Look for the string "switch" in the lines and copy each line that has it.

• EXERCISE INPUTS

* * *

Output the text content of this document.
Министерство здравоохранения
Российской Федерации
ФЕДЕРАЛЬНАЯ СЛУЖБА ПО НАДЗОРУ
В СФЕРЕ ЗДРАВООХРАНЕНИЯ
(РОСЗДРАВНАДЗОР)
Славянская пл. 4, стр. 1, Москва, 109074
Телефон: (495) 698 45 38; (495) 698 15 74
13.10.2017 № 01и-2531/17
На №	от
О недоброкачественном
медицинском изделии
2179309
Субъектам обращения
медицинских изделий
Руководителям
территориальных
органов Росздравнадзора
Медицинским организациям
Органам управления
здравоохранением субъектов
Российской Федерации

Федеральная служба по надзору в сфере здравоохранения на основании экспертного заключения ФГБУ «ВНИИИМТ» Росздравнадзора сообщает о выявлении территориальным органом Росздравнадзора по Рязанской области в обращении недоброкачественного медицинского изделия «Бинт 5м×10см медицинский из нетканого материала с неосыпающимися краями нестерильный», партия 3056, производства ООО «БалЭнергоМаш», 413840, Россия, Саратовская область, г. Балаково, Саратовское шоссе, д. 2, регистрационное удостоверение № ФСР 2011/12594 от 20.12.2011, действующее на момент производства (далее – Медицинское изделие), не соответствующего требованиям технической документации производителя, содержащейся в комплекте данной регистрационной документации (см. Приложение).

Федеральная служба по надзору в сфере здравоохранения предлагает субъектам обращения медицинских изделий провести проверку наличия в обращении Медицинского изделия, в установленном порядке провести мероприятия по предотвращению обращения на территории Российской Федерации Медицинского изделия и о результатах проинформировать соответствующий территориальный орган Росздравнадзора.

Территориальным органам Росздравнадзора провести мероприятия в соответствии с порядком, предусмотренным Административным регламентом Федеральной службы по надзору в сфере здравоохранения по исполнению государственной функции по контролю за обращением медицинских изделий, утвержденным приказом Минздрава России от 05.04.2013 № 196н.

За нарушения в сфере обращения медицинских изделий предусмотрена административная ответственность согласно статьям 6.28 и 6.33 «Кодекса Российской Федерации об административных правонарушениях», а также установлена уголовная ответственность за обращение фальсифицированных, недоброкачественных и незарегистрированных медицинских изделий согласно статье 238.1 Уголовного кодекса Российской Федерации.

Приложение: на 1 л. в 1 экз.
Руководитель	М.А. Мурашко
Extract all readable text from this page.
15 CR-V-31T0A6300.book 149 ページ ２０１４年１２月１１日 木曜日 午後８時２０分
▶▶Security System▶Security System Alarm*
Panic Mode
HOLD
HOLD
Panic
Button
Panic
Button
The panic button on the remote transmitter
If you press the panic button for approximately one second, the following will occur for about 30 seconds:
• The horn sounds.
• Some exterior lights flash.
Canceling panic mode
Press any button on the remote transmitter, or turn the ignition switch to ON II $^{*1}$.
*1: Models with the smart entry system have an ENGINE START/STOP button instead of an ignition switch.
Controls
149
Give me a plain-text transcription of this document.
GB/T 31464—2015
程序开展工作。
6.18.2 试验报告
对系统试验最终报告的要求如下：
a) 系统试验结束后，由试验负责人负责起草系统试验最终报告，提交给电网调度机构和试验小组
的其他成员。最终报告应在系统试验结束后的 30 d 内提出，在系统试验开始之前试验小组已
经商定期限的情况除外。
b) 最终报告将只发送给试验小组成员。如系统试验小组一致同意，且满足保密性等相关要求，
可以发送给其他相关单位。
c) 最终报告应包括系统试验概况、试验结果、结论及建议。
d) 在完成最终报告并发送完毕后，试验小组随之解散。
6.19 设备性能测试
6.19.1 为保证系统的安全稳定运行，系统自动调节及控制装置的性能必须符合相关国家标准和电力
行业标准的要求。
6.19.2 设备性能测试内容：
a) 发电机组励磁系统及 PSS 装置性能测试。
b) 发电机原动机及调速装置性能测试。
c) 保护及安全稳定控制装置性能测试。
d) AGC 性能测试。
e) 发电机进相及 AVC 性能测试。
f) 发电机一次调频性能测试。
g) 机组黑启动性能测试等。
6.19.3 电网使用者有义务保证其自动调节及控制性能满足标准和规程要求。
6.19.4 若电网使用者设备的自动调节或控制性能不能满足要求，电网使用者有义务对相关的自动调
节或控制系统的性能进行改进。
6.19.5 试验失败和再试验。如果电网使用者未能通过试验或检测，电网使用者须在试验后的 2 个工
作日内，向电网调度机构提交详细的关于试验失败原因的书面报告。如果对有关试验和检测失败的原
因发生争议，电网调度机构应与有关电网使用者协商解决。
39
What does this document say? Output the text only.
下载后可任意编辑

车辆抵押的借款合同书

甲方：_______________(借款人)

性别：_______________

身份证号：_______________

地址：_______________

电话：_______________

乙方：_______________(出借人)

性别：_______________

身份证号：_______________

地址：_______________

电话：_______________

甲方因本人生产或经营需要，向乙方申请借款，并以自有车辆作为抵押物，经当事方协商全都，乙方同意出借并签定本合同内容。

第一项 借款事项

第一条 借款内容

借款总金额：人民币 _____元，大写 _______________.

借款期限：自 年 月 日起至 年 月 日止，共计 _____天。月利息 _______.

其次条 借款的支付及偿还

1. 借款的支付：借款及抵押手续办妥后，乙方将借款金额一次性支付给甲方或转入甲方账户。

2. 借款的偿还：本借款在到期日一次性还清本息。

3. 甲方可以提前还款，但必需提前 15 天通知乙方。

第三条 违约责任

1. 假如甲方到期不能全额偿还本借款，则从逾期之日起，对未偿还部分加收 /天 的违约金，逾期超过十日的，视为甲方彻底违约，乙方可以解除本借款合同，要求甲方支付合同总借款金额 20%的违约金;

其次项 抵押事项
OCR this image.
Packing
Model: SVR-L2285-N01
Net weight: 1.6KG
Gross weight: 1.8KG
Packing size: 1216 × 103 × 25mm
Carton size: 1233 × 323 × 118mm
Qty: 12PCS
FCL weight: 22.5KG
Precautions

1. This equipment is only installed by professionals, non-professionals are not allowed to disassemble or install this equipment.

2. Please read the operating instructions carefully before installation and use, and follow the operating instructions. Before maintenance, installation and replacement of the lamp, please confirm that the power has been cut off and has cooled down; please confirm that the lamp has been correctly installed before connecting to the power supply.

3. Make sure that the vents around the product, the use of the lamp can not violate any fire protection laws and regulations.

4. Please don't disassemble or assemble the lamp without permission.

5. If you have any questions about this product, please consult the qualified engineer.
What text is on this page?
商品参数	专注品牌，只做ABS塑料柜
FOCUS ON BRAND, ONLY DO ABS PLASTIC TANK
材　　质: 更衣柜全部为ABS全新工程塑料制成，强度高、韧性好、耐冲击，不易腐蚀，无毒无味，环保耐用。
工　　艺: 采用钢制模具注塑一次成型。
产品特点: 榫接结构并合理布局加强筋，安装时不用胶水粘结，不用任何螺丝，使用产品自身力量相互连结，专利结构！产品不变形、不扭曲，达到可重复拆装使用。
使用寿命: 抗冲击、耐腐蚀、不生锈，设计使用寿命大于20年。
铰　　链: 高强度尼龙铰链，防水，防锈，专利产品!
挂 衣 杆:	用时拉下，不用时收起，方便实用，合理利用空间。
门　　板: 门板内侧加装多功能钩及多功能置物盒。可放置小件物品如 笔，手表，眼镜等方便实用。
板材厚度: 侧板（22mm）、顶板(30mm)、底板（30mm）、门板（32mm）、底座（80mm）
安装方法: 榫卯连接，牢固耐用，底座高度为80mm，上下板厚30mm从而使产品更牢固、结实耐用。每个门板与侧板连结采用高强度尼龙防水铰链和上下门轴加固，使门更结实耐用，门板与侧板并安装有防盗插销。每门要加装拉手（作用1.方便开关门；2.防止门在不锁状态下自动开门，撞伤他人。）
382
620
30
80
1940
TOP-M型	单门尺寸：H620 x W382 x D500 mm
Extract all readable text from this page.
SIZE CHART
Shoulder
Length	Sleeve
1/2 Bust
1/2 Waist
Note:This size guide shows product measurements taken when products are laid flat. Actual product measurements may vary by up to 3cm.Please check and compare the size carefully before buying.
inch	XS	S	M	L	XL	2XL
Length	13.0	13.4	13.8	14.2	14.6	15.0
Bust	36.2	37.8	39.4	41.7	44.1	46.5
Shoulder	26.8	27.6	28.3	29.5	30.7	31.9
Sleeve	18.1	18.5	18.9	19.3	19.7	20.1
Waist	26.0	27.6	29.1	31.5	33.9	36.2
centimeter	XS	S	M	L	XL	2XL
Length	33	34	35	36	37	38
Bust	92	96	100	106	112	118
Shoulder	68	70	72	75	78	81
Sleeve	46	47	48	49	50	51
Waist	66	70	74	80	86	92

* * *

• THE ANSWER
Press any button on the remote transmitter, or turn the ignition switch to ON II $^{*1}$.
*1: Models with the smart entry system have an ENGINE START/STOP button instead of an ignition switch.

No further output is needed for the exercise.